# EXERCISE
Begin with the line that contains "OCR this image." and transcribe each line after it, up to and including the last line of the listing below.

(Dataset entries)
-------------------------

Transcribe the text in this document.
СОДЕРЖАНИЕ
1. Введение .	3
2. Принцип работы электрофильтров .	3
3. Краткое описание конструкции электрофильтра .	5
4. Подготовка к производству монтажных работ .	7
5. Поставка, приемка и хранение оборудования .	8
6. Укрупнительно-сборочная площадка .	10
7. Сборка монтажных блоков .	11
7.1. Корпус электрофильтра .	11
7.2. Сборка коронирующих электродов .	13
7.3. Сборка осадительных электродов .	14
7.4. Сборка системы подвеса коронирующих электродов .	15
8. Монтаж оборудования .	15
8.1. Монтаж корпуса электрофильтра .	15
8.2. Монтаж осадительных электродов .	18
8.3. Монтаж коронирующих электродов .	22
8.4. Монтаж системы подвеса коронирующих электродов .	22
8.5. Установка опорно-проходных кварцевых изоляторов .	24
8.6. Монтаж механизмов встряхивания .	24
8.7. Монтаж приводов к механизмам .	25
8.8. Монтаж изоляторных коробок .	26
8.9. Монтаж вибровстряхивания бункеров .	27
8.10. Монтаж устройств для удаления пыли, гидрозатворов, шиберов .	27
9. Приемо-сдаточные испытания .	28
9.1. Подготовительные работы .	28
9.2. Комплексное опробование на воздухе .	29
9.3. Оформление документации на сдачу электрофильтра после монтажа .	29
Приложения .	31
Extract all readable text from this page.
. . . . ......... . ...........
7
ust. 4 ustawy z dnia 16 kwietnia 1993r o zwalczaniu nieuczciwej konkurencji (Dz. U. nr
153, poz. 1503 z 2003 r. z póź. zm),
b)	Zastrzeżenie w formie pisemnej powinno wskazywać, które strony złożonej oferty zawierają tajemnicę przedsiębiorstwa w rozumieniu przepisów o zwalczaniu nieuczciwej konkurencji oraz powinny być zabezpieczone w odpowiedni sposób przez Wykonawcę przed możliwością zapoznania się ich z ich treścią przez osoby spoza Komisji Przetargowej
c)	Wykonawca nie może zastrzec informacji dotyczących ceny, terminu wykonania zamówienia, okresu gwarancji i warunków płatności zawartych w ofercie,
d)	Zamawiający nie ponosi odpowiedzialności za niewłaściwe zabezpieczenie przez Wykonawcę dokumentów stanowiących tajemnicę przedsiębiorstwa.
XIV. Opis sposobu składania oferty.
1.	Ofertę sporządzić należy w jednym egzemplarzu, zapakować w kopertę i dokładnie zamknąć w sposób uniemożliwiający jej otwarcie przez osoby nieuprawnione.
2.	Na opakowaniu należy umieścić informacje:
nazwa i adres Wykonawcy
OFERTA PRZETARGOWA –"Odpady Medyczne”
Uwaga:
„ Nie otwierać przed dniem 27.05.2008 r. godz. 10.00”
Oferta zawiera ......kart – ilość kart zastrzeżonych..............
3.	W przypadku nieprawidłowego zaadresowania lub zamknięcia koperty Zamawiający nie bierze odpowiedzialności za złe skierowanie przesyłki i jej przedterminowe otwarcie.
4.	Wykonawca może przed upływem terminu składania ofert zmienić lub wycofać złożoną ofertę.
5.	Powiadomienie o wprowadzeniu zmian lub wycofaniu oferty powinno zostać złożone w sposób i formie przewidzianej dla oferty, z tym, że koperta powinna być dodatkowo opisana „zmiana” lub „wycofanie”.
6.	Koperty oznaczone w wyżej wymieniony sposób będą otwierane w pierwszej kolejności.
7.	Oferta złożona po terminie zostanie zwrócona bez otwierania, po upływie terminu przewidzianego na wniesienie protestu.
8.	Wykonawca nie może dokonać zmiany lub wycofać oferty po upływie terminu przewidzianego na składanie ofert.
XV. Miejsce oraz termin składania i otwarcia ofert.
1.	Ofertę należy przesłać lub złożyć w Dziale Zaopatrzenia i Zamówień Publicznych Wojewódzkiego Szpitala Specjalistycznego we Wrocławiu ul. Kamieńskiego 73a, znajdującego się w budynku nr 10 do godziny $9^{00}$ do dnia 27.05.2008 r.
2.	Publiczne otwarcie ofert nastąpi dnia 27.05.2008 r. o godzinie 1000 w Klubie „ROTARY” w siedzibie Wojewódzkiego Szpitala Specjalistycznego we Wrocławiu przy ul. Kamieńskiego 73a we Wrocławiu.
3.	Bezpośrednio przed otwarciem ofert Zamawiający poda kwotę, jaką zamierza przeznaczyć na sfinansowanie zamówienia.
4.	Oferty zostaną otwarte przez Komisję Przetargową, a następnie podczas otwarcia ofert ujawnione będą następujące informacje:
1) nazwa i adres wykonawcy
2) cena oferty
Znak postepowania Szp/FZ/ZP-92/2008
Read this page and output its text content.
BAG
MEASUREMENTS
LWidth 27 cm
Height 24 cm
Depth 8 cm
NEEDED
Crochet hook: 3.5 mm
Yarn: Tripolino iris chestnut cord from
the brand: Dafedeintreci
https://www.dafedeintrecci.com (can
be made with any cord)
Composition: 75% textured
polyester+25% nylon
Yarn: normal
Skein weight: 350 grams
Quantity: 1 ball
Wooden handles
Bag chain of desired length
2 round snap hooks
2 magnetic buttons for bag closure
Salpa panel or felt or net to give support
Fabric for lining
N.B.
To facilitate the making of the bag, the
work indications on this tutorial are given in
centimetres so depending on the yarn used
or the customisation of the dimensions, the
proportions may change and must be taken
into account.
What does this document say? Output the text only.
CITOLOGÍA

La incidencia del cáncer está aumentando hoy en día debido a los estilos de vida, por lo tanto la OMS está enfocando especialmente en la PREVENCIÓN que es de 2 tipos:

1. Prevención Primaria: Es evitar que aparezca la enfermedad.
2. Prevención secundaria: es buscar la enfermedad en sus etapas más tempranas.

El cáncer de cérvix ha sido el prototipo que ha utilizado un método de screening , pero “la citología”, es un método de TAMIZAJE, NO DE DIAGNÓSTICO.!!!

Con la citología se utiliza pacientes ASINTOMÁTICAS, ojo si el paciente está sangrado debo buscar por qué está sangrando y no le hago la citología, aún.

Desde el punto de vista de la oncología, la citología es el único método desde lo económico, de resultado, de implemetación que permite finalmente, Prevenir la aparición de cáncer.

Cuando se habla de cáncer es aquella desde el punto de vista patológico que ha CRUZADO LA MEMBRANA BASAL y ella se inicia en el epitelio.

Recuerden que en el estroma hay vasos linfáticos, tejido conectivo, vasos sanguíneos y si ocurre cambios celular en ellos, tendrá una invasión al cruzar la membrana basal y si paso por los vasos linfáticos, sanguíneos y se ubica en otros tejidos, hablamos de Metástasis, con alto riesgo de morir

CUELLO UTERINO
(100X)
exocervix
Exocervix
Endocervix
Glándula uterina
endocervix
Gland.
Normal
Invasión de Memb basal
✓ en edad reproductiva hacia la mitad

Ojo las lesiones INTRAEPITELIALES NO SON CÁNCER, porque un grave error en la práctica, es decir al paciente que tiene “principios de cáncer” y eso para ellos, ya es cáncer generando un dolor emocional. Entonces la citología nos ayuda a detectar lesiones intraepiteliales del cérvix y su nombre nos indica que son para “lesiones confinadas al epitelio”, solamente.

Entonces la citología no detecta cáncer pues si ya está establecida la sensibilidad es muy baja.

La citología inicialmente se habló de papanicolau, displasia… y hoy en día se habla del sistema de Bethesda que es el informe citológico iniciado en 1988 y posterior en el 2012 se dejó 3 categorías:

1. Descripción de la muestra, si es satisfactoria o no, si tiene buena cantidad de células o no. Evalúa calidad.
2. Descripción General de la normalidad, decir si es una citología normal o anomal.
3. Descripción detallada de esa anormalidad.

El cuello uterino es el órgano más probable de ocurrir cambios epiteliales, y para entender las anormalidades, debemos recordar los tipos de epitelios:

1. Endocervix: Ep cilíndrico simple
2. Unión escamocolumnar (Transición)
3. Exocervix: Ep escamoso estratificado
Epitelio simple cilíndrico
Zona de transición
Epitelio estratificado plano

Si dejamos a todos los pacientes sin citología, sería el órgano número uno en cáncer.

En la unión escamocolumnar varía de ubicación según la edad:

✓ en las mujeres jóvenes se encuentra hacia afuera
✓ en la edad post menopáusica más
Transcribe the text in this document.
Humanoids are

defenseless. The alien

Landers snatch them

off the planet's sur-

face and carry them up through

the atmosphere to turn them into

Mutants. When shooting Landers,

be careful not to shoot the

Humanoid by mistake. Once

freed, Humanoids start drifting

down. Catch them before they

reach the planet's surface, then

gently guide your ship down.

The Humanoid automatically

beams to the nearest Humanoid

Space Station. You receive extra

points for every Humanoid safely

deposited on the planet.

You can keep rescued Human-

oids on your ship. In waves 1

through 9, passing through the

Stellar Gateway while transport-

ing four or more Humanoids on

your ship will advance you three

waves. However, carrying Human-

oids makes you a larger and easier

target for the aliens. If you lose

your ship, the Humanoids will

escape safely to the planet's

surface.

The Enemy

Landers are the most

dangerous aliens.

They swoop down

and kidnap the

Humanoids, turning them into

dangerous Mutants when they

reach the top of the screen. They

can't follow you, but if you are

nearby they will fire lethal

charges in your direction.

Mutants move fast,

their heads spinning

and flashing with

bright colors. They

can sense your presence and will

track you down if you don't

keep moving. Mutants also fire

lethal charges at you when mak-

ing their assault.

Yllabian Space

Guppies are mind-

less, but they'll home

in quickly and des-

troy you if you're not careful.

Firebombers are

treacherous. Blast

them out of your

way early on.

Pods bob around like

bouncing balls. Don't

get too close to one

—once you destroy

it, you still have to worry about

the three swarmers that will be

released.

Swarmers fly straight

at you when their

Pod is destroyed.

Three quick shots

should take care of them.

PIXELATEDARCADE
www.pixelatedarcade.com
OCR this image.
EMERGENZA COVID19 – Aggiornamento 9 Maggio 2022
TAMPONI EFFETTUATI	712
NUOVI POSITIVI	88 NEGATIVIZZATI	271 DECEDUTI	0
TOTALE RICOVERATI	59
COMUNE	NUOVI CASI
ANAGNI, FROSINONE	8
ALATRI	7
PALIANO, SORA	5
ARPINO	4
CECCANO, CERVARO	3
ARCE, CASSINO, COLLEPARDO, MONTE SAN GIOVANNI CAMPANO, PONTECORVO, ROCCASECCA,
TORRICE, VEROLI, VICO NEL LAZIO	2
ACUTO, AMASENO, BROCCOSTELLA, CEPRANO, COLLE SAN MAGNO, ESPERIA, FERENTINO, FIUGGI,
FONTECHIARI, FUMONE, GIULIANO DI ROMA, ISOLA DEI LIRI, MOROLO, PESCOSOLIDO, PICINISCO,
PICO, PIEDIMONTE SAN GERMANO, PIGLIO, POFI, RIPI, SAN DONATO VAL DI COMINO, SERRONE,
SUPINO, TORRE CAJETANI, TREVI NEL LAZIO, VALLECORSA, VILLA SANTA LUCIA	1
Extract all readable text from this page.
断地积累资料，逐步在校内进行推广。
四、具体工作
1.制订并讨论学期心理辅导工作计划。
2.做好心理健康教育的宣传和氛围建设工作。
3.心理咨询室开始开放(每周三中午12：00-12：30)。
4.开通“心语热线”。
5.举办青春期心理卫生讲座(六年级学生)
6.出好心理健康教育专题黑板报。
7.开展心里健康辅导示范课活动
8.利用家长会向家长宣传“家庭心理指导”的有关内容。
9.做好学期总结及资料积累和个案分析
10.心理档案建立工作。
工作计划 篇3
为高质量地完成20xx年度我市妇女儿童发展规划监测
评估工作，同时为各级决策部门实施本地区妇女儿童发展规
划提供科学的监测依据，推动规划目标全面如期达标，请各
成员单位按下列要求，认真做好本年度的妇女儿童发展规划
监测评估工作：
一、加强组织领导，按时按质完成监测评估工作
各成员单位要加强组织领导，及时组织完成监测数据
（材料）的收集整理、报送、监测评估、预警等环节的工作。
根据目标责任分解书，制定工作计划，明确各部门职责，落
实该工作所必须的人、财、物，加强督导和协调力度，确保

-------------------------

# ANSWER TO THE EXERCISE
OCR this image.
EMERGENZA COVID19 – Aggiornamento 9 Maggio 2022
TAMPONI EFFETTUATI	712
NUOVI POSITIVI	88 NEGATIVIZZATI	271 DECEDUTI	0
TOTALE RICOVERATI	59
COMUNE	NUOVI CASI
ANAGNI, FROSINONE	8
ALATRI	7
PALIANO, SORA	5
ARPINO	4
CECCANO, CERVARO	3
ARCE, CASSINO, COLLEPARDO, MONTE SAN GIOVANNI CAMPANO, PONTECORVO, ROCCASECCA,
TORRICE, VEROLI, VICO NEL LAZIO	2
ACUTO, AMASENO, BROCCOSTELLA, CEPRANO, COLLE SAN MAGNO, ESPERIA, FERENTINO, FIUGGI,
FONTECHIARI, FUMONE, GIULIANO DI ROMA, ISOLA DEI LIRI, MOROLO, PESCOSOLIDO, PICINISCO,
PICO, PIEDIMONTE SAN GERMANO, PIGLIO, POFI, RIPI, SAN DONATO VAL DI COMINO, SERRONE,
SUPINO, TORRE CAJETANI, TREVI NEL LAZIO, VALLECORSA, VILLA SANTA LUCIA	1
Extract all readable text from this page.
断地积累资料，逐步在校内进行推广。
四、具体工作
1.制订并讨论学期心理辅导工作计划。
2.做好心理健康教育的宣传和氛围建设工作。
3.心理咨询室开始开放(每周三中午12：00-12：30)。
4.开通“心语热线”。
5.举办青春期心理卫生讲座(六年级学生)
6.出好心理健康教育专题黑板报。
7.开展心里健康辅导示范课活动
8.利用家长会向家长宣传“家庭心理指导”的有关内容。
9.做好学期总结及资料积累和个案分析
10.心理档案建立工作。
工作计划 篇3
为高质量地完成20xx年度我市妇女儿童发展规划监测
评估工作，同时为各级决策部门实施本地区妇女儿童发展规
划提供科学的监测依据，推动规划目标全面如期达标，请各
成员单位按下列要求，认真做好本年度的妇女儿童发展规划
监测评估工作：
一、加强组织领导，按时按质完成监测评估工作
各成员单位要加强组织领导，及时组织完成监测数据
（材料）的收集整理、报送、监测评估、预警等环节的工作。
根据目标责任分解书，制定工作计划，明确各部门职责，落
实该工作所必须的人、财、物，加强督导和协调力度，确保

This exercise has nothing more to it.